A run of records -
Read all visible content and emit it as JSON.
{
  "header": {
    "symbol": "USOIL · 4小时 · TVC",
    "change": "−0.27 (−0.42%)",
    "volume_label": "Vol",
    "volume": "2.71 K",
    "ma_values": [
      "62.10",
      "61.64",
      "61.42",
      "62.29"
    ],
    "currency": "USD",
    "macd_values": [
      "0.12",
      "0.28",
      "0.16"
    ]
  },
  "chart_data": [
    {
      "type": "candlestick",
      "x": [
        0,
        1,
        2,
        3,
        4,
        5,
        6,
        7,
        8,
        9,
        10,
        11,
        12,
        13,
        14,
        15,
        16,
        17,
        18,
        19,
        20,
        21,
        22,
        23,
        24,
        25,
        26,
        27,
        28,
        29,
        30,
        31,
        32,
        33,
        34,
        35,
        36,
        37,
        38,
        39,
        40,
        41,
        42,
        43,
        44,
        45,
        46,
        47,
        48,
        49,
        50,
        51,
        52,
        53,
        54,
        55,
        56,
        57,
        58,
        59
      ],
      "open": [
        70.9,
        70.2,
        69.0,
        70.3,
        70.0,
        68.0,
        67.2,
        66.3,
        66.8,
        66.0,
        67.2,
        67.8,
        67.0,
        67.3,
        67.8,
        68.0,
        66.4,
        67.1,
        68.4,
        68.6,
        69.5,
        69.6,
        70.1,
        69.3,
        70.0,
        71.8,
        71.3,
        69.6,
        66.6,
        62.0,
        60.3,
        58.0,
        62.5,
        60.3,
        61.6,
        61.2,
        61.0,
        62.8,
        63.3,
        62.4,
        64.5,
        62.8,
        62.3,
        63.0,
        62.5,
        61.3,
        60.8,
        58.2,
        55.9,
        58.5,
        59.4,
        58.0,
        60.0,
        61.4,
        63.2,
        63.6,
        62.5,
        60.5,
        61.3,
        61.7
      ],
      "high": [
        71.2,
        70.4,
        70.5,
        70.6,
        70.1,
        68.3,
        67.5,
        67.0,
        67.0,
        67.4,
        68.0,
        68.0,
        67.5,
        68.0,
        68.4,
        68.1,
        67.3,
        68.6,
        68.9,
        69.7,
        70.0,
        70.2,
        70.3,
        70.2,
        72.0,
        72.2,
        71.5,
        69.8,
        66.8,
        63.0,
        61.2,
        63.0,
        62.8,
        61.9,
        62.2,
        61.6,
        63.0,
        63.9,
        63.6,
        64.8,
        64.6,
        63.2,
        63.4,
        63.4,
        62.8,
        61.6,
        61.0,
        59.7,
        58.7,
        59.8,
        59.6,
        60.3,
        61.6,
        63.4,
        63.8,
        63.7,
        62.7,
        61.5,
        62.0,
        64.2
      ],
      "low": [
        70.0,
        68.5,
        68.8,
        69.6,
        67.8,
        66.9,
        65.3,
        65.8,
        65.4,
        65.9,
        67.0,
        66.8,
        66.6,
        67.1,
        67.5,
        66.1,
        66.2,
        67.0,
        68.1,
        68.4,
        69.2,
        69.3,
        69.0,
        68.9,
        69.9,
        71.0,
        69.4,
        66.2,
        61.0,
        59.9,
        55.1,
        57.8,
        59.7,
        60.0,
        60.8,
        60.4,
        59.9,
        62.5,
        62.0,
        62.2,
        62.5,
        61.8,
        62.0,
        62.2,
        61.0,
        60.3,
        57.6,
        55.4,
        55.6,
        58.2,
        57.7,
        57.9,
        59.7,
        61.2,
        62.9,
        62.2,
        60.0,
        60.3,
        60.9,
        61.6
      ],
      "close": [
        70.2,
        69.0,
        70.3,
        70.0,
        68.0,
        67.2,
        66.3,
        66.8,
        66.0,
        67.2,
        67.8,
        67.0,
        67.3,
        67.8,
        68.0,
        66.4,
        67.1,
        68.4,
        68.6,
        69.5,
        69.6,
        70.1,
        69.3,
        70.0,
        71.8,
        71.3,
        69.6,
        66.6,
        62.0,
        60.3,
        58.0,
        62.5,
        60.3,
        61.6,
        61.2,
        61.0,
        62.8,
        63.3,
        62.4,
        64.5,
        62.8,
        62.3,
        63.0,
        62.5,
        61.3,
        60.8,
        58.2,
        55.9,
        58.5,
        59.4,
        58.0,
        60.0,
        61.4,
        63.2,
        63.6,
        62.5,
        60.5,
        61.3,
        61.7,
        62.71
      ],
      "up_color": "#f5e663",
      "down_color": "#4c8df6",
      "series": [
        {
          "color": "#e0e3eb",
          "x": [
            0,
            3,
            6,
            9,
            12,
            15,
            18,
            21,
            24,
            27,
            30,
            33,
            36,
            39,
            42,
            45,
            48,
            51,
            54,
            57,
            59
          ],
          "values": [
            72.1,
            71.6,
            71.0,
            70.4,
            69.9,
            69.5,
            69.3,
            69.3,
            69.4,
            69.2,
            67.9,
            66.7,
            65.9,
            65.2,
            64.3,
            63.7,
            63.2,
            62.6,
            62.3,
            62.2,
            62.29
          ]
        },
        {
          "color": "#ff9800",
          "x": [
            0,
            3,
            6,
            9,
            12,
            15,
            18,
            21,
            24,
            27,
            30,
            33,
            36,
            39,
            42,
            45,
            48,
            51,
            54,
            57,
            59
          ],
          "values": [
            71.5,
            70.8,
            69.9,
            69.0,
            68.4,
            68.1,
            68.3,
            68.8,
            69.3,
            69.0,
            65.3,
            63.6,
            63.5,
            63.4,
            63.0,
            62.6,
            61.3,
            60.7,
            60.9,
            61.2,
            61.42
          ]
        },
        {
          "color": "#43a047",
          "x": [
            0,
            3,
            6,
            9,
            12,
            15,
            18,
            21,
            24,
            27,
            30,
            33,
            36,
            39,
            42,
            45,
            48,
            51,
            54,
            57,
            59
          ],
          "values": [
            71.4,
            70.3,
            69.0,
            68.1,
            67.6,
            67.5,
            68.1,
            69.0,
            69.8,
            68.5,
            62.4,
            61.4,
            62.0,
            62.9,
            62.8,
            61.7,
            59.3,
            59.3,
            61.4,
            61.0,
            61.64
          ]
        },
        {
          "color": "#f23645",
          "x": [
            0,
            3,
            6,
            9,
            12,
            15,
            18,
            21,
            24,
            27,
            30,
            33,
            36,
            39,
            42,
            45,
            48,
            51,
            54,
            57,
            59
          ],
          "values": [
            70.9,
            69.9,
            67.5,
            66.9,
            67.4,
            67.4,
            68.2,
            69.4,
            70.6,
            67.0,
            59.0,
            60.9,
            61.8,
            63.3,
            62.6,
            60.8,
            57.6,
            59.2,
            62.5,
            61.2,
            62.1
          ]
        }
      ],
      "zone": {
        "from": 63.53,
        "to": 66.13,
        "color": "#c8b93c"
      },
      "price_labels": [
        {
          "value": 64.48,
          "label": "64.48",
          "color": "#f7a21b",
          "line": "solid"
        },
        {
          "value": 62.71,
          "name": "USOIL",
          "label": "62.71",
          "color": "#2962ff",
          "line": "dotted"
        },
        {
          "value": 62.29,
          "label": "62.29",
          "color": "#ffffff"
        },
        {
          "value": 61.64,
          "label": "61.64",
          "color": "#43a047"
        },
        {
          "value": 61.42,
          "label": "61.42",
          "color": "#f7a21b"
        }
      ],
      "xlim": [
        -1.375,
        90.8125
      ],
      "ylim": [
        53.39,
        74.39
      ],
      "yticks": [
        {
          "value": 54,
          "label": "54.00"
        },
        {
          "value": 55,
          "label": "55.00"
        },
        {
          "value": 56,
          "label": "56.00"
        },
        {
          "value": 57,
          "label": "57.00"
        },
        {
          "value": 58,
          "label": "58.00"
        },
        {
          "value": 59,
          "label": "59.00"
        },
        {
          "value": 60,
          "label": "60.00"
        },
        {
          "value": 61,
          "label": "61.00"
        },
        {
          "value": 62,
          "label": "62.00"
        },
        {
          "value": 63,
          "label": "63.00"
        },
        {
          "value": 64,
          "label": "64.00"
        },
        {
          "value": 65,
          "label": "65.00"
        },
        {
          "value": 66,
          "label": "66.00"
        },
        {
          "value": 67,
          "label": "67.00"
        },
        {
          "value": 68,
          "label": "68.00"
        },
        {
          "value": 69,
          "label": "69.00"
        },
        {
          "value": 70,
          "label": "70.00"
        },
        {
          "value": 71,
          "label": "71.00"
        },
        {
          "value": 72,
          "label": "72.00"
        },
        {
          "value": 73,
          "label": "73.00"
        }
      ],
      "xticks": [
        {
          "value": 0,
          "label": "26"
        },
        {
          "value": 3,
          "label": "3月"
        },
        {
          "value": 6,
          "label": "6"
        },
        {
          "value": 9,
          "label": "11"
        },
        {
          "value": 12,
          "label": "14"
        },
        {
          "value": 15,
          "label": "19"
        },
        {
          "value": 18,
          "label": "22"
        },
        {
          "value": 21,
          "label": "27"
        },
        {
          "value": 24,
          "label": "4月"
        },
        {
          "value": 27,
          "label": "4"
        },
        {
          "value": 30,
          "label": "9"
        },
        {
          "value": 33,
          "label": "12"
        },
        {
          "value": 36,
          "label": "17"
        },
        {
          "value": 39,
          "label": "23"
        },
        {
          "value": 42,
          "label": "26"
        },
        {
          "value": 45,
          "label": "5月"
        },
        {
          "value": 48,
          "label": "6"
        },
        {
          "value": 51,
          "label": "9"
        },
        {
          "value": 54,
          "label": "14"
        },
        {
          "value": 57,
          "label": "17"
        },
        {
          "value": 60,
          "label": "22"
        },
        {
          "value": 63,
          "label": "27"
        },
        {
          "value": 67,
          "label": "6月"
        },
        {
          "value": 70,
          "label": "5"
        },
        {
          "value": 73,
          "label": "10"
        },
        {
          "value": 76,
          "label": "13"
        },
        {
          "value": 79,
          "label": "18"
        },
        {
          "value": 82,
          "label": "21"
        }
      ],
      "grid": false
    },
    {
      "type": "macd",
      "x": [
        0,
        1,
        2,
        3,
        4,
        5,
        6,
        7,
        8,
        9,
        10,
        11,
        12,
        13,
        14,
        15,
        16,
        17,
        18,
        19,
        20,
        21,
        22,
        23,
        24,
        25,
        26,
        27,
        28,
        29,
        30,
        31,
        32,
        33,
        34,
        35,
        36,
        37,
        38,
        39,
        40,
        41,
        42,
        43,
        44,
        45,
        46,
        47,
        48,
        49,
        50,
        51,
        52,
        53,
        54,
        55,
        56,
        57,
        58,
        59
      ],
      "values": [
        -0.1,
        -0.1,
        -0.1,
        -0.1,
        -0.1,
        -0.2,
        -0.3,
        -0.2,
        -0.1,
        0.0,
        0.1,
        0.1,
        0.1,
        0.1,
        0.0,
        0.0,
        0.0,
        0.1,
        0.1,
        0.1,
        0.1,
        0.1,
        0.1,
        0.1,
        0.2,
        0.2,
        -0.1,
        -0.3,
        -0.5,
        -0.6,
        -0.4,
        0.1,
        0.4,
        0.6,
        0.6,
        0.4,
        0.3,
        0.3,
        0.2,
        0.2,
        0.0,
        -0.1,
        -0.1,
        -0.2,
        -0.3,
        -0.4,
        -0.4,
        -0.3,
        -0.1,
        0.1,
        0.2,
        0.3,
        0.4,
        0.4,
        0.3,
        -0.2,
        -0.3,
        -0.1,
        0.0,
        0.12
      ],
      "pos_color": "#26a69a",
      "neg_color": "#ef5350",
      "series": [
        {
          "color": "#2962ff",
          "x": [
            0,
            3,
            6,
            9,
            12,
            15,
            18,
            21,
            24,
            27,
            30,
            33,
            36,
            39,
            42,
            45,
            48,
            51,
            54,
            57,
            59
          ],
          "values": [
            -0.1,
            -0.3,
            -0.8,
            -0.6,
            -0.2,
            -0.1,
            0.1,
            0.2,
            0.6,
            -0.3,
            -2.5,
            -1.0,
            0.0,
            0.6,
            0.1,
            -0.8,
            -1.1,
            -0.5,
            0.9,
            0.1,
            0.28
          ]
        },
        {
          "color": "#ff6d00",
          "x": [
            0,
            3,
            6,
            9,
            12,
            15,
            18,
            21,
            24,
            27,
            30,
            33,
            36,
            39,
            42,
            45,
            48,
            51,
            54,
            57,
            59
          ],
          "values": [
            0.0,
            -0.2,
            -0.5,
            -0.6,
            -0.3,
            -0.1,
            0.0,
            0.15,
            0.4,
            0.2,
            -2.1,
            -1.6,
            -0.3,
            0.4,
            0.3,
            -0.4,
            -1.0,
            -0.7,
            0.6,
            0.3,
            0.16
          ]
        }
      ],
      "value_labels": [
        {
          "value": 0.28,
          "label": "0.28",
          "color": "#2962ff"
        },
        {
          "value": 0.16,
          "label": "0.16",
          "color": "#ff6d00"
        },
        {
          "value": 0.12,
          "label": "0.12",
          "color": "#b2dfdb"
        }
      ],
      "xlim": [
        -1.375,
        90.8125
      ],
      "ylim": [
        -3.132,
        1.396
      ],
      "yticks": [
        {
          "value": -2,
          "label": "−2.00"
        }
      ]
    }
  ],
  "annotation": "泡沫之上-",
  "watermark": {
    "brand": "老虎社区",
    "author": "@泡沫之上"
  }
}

--

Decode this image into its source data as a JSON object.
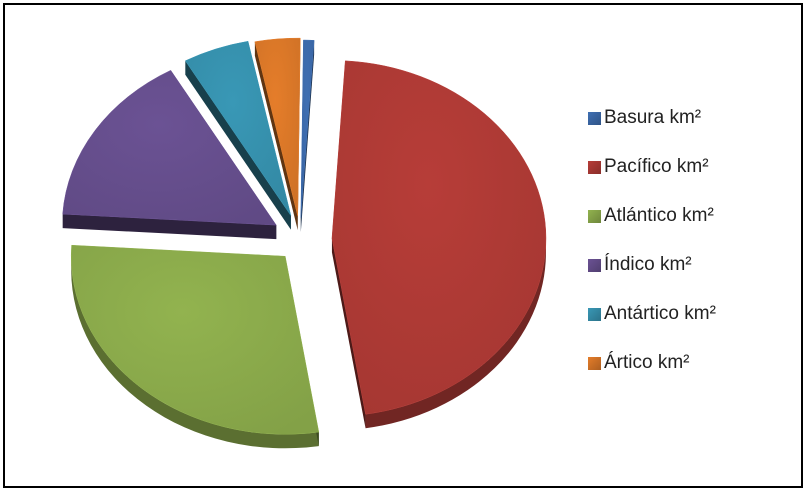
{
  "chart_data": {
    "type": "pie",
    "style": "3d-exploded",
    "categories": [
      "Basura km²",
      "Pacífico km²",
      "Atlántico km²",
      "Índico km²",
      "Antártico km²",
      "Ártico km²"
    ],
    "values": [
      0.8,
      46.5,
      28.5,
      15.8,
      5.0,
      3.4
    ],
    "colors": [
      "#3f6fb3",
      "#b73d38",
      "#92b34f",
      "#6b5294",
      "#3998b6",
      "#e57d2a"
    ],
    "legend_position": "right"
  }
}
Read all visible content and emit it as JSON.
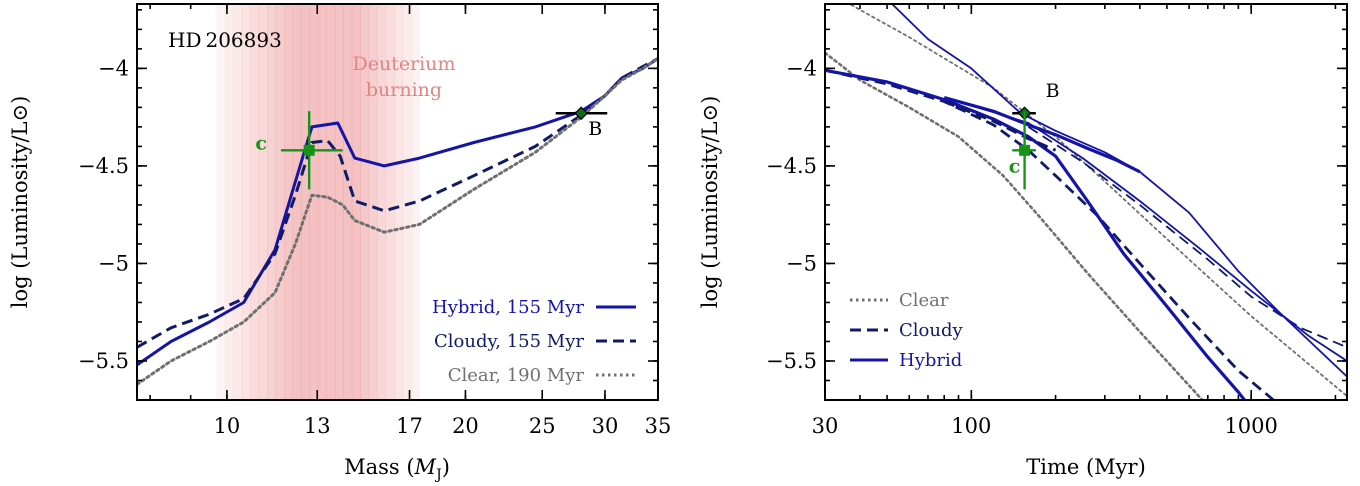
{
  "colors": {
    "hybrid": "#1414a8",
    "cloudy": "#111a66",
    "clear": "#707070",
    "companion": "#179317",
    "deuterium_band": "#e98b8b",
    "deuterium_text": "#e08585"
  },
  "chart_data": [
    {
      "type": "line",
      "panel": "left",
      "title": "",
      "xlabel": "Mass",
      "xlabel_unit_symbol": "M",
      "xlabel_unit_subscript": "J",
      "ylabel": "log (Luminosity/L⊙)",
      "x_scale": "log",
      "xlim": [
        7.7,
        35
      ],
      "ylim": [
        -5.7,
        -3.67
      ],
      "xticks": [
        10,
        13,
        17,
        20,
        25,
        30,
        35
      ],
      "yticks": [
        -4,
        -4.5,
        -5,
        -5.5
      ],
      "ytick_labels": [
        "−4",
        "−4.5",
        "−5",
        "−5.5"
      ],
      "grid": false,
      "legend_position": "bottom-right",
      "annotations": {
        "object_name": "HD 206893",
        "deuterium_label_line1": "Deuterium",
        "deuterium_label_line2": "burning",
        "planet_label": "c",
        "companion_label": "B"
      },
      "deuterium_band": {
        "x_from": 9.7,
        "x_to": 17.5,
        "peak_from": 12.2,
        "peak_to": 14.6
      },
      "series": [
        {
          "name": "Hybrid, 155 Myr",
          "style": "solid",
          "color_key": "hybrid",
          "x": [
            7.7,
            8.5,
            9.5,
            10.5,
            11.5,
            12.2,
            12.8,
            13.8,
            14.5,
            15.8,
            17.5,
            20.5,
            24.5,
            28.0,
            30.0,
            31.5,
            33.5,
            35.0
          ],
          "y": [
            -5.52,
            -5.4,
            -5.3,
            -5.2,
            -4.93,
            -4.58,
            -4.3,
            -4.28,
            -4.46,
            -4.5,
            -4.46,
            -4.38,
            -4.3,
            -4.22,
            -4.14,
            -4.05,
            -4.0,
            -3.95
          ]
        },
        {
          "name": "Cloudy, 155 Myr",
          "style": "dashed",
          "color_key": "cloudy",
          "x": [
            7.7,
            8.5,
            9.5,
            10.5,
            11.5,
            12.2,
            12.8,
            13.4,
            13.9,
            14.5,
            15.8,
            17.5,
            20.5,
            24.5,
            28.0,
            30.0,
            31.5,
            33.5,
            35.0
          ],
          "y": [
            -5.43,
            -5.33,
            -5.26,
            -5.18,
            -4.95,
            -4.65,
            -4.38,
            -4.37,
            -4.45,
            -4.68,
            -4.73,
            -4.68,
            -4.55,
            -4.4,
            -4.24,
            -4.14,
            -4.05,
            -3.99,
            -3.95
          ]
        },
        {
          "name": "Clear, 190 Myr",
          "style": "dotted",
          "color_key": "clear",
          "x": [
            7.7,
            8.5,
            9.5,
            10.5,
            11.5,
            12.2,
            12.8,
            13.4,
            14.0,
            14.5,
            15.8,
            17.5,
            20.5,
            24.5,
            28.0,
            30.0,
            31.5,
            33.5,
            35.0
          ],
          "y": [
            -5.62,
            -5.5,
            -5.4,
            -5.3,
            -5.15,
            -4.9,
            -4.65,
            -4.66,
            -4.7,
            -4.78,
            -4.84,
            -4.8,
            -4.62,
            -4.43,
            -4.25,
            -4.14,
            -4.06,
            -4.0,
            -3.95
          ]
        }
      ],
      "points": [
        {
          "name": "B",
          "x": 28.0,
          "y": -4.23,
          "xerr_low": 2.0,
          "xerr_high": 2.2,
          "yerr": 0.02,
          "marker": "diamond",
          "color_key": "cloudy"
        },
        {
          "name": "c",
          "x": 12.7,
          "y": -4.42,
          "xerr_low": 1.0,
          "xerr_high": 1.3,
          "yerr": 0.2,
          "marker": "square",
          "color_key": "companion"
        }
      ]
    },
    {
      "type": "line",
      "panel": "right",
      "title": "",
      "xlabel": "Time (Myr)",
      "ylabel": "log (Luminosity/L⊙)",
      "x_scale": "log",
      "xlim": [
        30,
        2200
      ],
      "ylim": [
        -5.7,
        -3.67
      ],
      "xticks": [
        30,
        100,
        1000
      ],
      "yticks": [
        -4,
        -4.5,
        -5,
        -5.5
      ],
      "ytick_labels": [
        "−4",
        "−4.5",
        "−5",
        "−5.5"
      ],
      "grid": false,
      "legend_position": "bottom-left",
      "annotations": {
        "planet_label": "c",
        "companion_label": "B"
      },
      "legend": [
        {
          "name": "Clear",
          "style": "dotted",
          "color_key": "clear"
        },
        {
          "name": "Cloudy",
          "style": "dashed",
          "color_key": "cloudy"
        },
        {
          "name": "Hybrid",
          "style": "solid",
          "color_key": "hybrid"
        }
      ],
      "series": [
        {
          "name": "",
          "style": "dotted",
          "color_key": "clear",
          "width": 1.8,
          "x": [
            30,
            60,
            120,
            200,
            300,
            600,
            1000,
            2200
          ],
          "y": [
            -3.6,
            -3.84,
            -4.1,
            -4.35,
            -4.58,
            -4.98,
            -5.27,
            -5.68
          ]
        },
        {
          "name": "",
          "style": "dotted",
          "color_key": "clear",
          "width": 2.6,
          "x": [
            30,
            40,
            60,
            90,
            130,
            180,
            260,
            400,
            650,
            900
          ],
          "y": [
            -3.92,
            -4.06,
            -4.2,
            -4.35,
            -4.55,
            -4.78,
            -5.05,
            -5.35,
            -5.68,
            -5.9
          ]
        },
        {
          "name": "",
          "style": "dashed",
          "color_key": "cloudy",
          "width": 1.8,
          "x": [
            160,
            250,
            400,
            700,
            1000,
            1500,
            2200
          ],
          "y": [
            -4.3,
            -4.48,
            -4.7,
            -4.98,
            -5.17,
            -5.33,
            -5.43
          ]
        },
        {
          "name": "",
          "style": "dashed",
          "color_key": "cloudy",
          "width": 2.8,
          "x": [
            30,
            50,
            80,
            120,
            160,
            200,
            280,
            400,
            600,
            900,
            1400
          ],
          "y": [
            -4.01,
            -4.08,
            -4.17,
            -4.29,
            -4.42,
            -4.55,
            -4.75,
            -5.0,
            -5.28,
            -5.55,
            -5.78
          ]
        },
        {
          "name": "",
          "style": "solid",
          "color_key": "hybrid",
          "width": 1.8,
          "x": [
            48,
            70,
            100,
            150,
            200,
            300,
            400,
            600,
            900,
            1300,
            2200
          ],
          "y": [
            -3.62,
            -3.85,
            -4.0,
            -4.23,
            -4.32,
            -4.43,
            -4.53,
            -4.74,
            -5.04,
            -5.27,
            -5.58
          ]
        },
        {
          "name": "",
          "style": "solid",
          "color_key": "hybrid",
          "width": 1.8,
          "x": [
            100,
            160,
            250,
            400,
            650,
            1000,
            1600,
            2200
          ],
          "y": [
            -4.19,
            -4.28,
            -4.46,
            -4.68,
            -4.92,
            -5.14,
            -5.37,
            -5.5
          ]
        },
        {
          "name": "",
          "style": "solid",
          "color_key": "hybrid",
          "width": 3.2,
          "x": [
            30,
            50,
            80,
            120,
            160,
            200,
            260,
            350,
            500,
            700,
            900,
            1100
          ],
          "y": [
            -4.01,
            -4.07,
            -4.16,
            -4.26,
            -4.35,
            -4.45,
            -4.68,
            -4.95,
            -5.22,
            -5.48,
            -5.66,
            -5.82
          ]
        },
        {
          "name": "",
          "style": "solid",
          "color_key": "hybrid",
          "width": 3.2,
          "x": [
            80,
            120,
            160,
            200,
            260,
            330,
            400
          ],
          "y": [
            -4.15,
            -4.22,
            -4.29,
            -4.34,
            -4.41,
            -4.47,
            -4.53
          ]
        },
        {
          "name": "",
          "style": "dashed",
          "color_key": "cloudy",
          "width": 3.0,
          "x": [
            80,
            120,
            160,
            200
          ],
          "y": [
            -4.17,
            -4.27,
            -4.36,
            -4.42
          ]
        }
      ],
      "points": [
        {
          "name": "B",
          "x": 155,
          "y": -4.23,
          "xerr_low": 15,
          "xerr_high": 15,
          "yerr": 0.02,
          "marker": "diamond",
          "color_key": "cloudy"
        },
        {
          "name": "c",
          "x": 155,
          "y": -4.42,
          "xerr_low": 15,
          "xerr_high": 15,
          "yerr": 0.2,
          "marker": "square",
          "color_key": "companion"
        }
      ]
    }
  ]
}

Set problem - Looking at the entries above, state how many lines contain "right"; give the number alone.

Final result - 3